Excerpt from a dataset
====================

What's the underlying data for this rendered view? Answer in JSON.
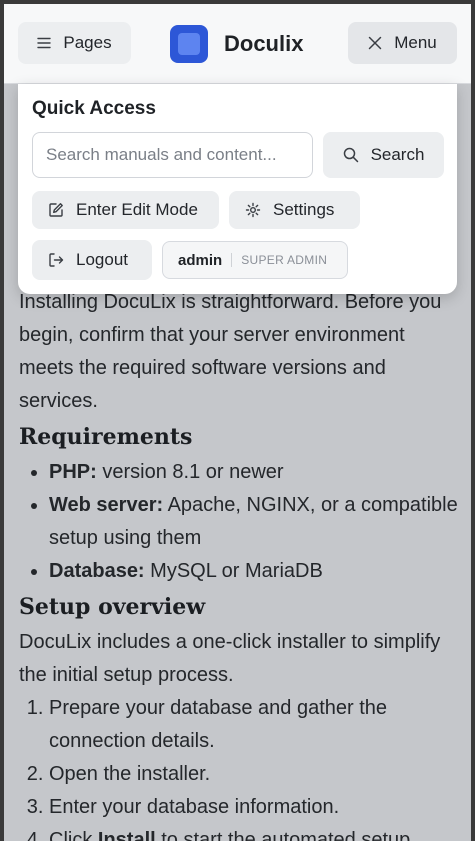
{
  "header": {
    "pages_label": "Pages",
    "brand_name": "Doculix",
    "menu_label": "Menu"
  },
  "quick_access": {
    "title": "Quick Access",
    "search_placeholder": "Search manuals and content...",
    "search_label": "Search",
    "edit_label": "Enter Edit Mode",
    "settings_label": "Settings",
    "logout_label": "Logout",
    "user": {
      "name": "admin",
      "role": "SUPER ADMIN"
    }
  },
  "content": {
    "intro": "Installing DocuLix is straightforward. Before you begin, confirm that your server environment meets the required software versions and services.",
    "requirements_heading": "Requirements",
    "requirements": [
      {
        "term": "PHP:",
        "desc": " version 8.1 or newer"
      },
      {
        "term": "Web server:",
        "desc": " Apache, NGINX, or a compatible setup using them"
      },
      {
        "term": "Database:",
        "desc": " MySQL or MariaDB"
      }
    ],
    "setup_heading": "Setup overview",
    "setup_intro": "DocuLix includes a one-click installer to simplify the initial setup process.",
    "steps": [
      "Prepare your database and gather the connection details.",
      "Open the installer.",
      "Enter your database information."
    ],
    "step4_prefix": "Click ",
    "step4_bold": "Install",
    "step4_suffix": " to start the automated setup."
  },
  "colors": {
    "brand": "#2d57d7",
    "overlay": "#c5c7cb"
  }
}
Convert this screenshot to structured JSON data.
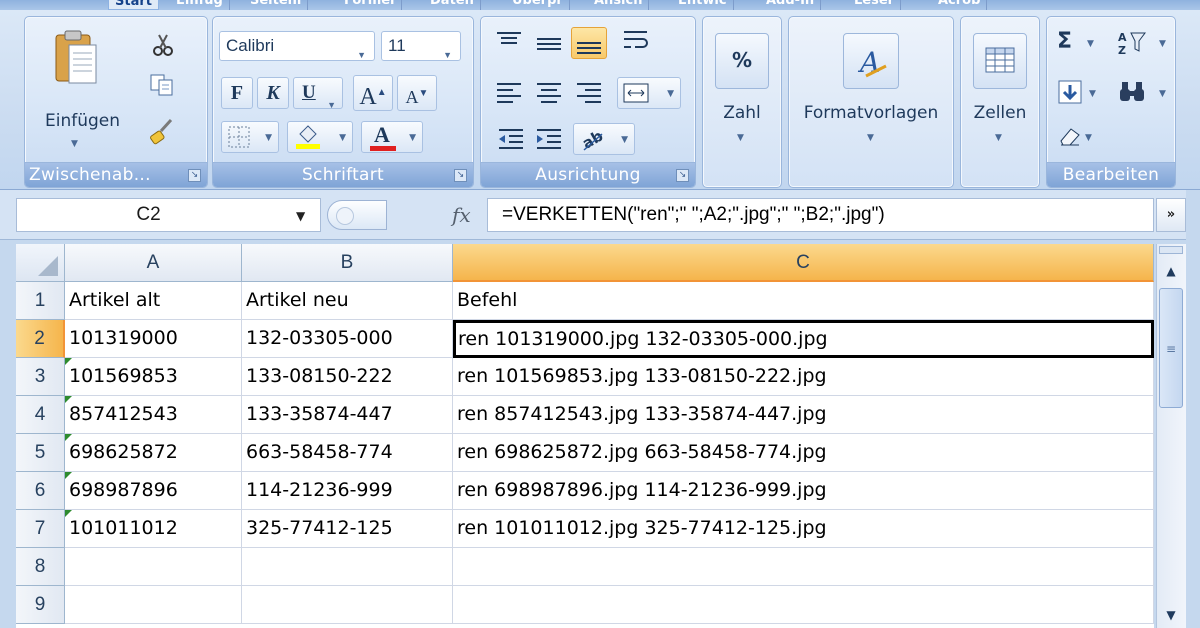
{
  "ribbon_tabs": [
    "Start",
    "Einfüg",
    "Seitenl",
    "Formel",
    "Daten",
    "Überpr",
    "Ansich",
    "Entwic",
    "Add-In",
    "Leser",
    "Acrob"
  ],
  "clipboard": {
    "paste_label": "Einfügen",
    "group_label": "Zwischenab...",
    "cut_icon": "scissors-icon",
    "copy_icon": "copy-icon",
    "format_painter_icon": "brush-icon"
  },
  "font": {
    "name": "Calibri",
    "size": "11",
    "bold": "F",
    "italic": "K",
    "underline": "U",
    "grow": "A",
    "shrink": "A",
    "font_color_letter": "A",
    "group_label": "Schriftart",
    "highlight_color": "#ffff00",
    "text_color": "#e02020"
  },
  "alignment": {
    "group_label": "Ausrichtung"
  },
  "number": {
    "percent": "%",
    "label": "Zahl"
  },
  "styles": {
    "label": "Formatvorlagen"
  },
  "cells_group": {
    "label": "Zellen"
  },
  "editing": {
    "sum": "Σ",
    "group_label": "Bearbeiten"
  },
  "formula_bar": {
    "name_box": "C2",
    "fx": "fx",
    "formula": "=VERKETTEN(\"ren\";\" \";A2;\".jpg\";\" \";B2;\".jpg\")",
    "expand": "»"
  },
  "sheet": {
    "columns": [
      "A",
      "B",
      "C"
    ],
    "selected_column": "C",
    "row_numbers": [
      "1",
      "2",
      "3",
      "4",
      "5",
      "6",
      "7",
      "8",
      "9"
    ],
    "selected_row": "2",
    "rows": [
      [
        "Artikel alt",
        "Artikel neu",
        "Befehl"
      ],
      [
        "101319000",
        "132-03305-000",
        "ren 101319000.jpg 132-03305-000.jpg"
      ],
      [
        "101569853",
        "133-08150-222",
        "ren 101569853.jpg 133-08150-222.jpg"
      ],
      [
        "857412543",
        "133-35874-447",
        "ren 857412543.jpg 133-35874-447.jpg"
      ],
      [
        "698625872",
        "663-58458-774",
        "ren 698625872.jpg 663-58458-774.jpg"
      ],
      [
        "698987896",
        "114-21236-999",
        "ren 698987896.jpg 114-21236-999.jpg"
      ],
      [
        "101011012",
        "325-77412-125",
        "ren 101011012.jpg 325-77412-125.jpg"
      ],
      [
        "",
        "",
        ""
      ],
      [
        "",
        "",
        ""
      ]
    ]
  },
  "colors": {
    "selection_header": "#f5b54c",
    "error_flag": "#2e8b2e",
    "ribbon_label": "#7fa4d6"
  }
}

====================

Task statement:
Copy every record above exactly as written, but leave out the pictures.

Exercise answer:
What's the underlying data for this rendered view? Answer in JSON.
{
  "header": {
    "pages_label": "Pages",
    "brand_name": "Doculix",
    "menu_label": "Menu"
  },
  "quick_access": {
    "title": "Quick Access",
    "search_placeholder": "Search manuals and content...",
    "search_label": "Search",
    "edit_label": "Enter Edit Mode",
    "settings_label": "Settings",
    "logout_label": "Logout",
    "user": {
      "name": "admin",
      "role": "SUPER ADMIN"
    }
  },
  "content": {
    "intro": "Installing DocuLix is straightforward. Before you begin, confirm that your server environment meets the required software versions and services.",
    "requirements_heading": "Requirements",
    "requirements": [
      {
        "term": "PHP:",
        "desc": " version 8.1 or newer"
      },
      {
        "term": "Web server:",
        "desc": " Apache, NGINX, or a compatible setup using them"
      },
      {
        "term": "Database:",
        "desc": " MySQL or MariaDB"
      }
    ],
    "setup_heading": "Setup overview",
    "setup_intro": "DocuLix includes a one-click installer to simplify the initial setup process.",
    "steps": [
      "Prepare your database and gather the connection details.",
      "Open the installer.",
      "Enter your database information."
    ],
    "step4_prefix": "Click ",
    "step4_bold": "Install",
    "step4_suffix": " to start the automated setup."
  },
  "colors": {
    "brand": "#2d57d7",
    "overlay": "#c5c7cb"
  }
}
Convert this screenshot to structured JSON data.
{
  "ribbon_tabs": [
    "Start",
    "Einfüg",
    "Seitenl",
    "Formel",
    "Daten",
    "Überpr",
    "Ansich",
    "Entwic",
    "Add-In",
    "Leser",
    "Acrob"
  ],
  "clipboard": {
    "paste_label": "Einfügen",
    "group_label": "Zwischenab...",
    "cut_icon": "scissors-icon",
    "copy_icon": "copy-icon",
    "format_painter_icon": "brush-icon"
  },
  "font": {
    "name": "Calibri",
    "size": "11",
    "bold": "F",
    "italic": "K",
    "underline": "U",
    "grow": "A",
    "shrink": "A",
    "font_color_letter": "A",
    "group_label": "Schriftart",
    "highlight_color": "#ffff00",
    "text_color": "#e02020"
  },
  "alignment": {
    "group_label": "Ausrichtung"
  },
  "number": {
    "percent": "%",
    "label": "Zahl"
  },
  "styles": {
    "label": "Formatvorlagen"
  },
  "cells_group": {
    "label": "Zellen"
  },
  "editing": {
    "sum": "Σ",
    "group_label": "Bearbeiten"
  },
  "formula_bar": {
    "name_box": "C2",
    "fx": "fx",
    "formula": "=VERKETTEN(\"ren\";\" \";A2;\".jpg\";\" \";B2;\".jpg\")",
    "expand": "»"
  },
  "sheet": {
    "columns": [
      "A",
      "B",
      "C"
    ],
    "selected_column": "C",
    "row_numbers": [
      "1",
      "2",
      "3",
      "4",
      "5",
      "6",
      "7",
      "8",
      "9"
    ],
    "selected_row": "2",
    "rows": [
      [
        "Artikel alt",
        "Artikel neu",
        "Befehl"
      ],
      [
        "101319000",
        "132-03305-000",
        "ren 101319000.jpg 132-03305-000.jpg"
      ],
      [
        "101569853",
        "133-08150-222",
        "ren 101569853.jpg 133-08150-222.jpg"
      ],
      [
        "857412543",
        "133-35874-447",
        "ren 857412543.jpg 133-35874-447.jpg"
      ],
      [
        "698625872",
        "663-58458-774",
        "ren 698625872.jpg 663-58458-774.jpg"
      ],
      [
        "698987896",
        "114-21236-999",
        "ren 698987896.jpg 114-21236-999.jpg"
      ],
      [
        "101011012",
        "325-77412-125",
        "ren 101011012.jpg 325-77412-125.jpg"
      ],
      [
        "",
        "",
        ""
      ],
      [
        "",
        "",
        ""
      ]
    ]
  },
  "colors": {
    "selection_header": "#f5b54c",
    "error_flag": "#2e8b2e",
    "ribbon_label": "#7fa4d6"
  }
}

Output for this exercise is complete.